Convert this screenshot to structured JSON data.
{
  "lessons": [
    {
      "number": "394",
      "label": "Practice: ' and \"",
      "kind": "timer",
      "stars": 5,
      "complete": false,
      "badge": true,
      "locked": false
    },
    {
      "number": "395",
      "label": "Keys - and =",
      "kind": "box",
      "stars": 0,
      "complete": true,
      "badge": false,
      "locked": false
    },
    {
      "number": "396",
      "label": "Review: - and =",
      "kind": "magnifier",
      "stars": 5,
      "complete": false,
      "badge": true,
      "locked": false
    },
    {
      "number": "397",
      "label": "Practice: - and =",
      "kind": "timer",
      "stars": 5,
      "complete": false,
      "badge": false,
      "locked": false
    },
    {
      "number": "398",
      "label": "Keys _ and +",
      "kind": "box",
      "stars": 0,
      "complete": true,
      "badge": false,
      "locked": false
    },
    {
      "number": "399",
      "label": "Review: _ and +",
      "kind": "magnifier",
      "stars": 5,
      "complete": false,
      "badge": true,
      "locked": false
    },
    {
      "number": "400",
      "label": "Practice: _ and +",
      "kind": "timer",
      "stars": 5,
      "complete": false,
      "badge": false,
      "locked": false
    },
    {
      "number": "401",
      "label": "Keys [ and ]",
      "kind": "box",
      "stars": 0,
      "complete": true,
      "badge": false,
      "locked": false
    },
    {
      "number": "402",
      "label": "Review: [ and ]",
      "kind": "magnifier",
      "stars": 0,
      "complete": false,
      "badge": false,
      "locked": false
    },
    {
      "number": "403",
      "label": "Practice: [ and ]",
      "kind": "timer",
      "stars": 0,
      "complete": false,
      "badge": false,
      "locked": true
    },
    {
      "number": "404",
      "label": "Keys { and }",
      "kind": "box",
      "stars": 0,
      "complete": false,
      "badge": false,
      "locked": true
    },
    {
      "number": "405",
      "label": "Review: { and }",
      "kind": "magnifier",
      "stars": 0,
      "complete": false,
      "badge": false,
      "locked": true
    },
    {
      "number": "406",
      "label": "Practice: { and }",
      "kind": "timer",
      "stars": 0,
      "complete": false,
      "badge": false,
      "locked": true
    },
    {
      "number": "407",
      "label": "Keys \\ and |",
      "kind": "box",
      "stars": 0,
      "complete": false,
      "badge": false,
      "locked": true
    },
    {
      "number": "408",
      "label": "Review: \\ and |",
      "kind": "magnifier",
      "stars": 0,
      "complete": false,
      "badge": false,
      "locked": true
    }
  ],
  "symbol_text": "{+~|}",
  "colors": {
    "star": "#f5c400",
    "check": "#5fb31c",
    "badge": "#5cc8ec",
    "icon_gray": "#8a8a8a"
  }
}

Exercise:
Only lines holding the string "Practice" are wanted; gather each one from the entries above.

Solution below:
      "label": "Practice: ' and \"",
      "label": "Practice: - and =",
      "label": "Practice: _ and +",
      "label": "Practice: [ and ]",
      "label": "Practice: { and }",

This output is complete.